COLUMN SIX: Madness in the Method all too real

Leonardo DiCaprio and "The Revenant" director, Alejandro Gonzalez Inarritu, at the 88th Annual Academy Awards - Press Room held at the Loews Hollywood Hotel on February 28, 2016. STARFRENZY PHOTO


Special to the VOICE

Stage and screen actors alike are known to undergo bizarre and often harrowing routines to achieve realism in their art.

Leonardo DiCaprio ate wild bison liver, waded in freezing rivers, and slept inside an animal’s carcass, so he could better understand the character of Hugh Glass in The Revenant. For this, and a lot of grunting, he won his Oscar. The movie won Best Picture. I won nothing for staying to the bitter end, despite a preference for movies with dialogue.

I never saw Suicide Squad, but read that Jared Leto did all kinds of weird things to get into the character of the Joker. He spent time in an asylum, gifted the cast a dead pig and Margot Robbie a live rat, sent bullets to Will Smith, slept in a prison, and totally isolated himself from the rest of the company, which likely made them happy.

Anne Hathaway dropped 25 pounds so she could play Fantine in Les Miserables more convincingly.

Rumours of Dustin Hoffman depriving himself of sleep so he could more realistically portray his character in Marathon Man prompted Sir Laurence Olivier to remark, “My dear man, have you tried acting?”

Hoffman and the others are disciples of “The Method,” whose objective is to eliminate acting. Remembering James Dean, another devotee, I have to say they were onto something.

“Method for Idiots” will tell you it works by emotional recall—actors dredge up from personal experience a sense of how their character would feel in a situation, so they can “be” that person, and not have to “act” it at all.

In rehearsal they engage in improvised games and exercises to call up their creatures from the Black Lagoon, so they can make it real.

Olivier wasn’t a fan. Nor are the likes of Maggie Smith and Benedict Cumberbatch. The Method was always more an American thing that a British one.

National Theatre Director Nicholas Hytner remarks in his recent memoir, Balancing Acts: “On the tiny handful of occasions at the National when a company of actors came close to mutiny, it was always because the director refused to move on to the business of doing the play. Why are we improvising? Why are we playing games? When will somebody tell us where to come on, when to sit down, and how to say lines?”

### PROVIDED ENTRIES:
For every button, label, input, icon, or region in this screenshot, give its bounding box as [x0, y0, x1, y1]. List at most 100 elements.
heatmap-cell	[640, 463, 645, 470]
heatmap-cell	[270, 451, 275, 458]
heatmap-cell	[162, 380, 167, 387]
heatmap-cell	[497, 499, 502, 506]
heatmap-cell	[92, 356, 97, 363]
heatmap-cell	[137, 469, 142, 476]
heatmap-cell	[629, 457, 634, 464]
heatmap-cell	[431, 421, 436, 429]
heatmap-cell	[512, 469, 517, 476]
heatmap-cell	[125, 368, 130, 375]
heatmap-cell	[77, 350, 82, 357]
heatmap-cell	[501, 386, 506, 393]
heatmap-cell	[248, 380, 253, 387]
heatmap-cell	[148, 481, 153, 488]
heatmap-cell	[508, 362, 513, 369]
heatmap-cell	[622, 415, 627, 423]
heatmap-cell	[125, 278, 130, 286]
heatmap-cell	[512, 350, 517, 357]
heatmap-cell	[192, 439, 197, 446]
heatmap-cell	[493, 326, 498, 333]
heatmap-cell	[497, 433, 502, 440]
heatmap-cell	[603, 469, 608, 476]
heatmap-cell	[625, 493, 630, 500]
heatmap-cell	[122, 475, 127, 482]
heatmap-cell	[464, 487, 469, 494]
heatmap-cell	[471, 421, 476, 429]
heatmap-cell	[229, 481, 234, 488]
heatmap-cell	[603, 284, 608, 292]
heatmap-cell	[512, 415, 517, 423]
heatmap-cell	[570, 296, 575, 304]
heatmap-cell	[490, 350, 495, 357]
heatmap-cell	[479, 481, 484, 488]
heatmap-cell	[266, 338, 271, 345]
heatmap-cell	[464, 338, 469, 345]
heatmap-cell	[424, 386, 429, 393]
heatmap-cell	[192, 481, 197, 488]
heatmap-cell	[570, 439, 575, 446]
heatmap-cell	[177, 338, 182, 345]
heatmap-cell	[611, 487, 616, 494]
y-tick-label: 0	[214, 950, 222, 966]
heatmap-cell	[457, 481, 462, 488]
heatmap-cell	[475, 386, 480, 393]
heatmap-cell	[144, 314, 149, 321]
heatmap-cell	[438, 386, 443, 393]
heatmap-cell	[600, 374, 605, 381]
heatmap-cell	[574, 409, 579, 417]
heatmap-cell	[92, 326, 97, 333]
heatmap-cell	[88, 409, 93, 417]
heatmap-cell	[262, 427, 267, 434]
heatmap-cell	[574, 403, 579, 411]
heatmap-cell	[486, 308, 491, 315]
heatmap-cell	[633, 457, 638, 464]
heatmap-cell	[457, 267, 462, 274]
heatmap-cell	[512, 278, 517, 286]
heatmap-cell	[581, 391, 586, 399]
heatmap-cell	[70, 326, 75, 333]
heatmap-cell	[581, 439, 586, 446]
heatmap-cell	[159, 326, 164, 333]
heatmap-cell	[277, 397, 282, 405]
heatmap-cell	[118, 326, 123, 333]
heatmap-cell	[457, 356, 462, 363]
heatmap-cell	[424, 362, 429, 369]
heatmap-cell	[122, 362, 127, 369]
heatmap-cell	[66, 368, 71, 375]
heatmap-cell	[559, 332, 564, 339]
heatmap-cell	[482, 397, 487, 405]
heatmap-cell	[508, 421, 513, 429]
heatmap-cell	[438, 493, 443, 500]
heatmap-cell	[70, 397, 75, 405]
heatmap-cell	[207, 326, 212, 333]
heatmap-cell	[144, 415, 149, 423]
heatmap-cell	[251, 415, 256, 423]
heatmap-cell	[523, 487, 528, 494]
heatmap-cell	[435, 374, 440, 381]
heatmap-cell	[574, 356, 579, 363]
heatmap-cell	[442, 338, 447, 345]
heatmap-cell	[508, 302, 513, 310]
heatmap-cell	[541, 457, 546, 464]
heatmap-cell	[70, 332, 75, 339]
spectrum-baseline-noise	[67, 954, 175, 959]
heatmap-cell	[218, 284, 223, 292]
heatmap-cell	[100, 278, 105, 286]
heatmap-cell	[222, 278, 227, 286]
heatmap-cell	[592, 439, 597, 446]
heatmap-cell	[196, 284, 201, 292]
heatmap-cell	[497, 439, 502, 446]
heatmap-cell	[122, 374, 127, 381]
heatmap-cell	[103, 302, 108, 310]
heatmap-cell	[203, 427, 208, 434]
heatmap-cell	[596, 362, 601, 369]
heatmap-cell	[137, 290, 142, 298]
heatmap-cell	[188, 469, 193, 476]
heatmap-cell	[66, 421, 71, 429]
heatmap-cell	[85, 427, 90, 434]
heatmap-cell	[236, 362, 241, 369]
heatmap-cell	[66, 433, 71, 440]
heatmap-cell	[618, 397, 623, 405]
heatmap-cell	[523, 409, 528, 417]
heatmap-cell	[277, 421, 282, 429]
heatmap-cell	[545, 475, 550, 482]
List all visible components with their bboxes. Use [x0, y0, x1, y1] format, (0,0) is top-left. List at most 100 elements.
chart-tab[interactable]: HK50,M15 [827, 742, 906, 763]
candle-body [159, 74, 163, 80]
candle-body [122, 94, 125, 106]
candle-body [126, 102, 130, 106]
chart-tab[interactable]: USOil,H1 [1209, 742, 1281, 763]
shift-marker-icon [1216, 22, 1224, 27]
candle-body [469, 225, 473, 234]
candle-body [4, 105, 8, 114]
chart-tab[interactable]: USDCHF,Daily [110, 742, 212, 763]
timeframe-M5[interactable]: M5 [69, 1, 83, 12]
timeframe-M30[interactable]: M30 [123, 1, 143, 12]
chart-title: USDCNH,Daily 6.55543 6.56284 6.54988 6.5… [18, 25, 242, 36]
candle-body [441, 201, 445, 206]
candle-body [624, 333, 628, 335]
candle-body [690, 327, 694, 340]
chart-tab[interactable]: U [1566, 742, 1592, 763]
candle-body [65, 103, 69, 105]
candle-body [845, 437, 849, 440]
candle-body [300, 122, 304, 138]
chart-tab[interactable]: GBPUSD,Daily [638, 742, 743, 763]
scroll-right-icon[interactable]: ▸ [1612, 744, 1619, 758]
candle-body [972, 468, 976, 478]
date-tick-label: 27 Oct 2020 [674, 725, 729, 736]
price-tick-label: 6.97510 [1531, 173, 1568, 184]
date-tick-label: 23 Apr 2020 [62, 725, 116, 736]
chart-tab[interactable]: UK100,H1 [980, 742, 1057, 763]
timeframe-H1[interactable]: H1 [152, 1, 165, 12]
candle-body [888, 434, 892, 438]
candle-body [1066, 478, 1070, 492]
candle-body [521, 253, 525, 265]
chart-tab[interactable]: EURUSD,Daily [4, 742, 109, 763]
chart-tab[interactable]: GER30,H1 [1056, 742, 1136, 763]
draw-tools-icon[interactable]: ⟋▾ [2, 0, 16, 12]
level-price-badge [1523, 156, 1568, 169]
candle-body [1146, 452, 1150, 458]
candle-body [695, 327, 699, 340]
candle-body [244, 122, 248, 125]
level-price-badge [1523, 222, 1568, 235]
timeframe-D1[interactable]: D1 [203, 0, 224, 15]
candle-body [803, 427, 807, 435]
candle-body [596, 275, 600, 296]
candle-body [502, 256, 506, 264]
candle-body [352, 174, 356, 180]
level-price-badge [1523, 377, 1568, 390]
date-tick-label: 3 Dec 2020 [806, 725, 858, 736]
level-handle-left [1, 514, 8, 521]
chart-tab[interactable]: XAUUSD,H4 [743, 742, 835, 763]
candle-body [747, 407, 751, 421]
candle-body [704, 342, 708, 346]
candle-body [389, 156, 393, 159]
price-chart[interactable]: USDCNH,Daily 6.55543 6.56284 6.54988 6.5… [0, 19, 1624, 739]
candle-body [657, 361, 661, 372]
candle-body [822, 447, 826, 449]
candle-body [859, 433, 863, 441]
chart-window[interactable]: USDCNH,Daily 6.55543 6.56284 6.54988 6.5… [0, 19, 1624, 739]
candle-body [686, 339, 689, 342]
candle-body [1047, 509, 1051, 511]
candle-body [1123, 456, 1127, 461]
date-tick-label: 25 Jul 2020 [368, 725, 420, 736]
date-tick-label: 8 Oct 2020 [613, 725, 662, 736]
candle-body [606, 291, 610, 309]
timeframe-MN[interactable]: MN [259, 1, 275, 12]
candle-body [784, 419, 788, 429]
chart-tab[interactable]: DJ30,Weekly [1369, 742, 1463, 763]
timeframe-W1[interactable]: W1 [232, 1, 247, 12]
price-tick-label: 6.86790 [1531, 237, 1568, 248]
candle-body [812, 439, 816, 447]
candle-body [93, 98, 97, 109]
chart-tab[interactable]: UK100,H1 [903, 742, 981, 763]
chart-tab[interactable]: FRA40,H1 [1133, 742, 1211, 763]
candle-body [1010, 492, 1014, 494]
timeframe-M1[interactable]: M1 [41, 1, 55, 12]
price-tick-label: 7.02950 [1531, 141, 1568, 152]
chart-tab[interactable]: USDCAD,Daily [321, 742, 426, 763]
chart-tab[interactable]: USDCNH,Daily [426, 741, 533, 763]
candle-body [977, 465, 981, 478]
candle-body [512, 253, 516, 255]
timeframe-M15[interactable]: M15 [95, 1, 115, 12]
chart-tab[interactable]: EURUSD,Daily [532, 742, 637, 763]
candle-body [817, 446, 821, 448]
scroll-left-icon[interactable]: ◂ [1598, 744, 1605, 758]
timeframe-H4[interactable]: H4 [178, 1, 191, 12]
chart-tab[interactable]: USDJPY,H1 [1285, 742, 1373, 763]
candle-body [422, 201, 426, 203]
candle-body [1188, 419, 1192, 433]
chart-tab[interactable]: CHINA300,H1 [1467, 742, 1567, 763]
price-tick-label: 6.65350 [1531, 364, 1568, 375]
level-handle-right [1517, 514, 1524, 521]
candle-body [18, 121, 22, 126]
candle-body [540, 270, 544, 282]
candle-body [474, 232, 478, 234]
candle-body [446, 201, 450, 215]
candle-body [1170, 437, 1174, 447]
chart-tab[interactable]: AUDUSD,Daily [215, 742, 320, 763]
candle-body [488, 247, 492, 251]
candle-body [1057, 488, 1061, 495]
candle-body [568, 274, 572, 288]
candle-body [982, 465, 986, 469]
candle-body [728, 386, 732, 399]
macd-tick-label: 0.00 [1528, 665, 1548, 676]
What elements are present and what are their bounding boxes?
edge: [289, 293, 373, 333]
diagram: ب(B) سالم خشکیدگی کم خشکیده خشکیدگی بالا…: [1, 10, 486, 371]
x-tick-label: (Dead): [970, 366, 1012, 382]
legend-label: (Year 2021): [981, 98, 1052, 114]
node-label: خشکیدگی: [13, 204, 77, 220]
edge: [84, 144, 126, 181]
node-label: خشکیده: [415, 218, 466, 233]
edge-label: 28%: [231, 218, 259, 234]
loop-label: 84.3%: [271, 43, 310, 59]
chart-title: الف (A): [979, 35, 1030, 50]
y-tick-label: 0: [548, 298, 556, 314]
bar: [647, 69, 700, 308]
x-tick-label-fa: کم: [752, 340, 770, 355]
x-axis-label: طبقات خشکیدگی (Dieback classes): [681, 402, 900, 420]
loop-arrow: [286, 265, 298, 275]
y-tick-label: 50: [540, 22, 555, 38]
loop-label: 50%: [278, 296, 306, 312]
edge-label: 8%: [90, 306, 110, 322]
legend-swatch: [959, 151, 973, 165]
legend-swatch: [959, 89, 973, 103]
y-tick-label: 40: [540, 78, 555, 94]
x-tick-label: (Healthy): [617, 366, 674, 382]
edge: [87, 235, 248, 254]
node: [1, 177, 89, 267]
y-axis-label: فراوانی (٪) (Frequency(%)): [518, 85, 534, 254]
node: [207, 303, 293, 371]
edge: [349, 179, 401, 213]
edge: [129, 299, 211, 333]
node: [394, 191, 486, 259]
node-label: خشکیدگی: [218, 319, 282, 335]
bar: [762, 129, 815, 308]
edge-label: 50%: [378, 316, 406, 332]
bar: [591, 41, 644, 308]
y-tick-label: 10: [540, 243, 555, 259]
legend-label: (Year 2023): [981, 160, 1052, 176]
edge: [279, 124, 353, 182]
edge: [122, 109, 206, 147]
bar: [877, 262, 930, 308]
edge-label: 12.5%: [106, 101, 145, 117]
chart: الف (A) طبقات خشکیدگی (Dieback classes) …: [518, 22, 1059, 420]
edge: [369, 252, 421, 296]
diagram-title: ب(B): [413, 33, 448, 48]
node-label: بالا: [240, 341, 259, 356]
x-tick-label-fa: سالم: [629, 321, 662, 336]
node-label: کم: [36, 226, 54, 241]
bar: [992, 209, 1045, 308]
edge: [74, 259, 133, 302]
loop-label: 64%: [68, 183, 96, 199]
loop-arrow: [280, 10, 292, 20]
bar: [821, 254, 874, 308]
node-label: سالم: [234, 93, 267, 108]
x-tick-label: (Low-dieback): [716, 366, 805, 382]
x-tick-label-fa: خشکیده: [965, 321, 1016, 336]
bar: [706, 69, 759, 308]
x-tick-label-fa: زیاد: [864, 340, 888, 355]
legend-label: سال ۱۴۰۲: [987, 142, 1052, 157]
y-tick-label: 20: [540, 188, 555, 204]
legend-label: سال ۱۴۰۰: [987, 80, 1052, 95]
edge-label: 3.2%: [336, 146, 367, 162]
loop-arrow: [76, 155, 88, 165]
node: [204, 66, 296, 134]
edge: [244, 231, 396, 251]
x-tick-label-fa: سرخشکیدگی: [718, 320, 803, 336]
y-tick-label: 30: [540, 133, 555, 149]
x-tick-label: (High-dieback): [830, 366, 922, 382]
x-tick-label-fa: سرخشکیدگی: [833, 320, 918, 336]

### SET PROBLEM 1:
Say whether each statement agrees with the column on method acting. Answer yes or no, and quote the deciding words of the column exactly.
(a) DiCaprio slept inside an animal's carcass for his role in The Revenant.
(b) Anne Hathaway gained 25 pounds to play Fantine.
(c) Olivier was a fan of the Method.
### SET PROBLEM 2:
Copy out the rows from the first one through the line containing "386, 506, 393]", including both ends.

### PROBLEM SOLUTION 1:
(a) Yes: "slept inside an animal’s carcass"
(b) No: "Anne Hathaway dropped 25 pounds"
(c) No: "Olivier wasn’t a fan."

### PROBLEM SOLUTION 2:
For every button, label, input, icon, or region in this screenshot, give its bounding box as [x0, y0, x1, y1]. List at most 100 elements.
heatmap-cell	[640, 463, 645, 470]
heatmap-cell	[270, 451, 275, 458]
heatmap-cell	[162, 380, 167, 387]
heatmap-cell	[497, 499, 502, 506]
heatmap-cell	[92, 356, 97, 363]
heatmap-cell	[137, 469, 142, 476]
heatmap-cell	[629, 457, 634, 464]
heatmap-cell	[431, 421, 436, 429]
heatmap-cell	[512, 469, 517, 476]
heatmap-cell	[125, 368, 130, 375]
heatmap-cell	[77, 350, 82, 357]
heatmap-cell	[501, 386, 506, 393]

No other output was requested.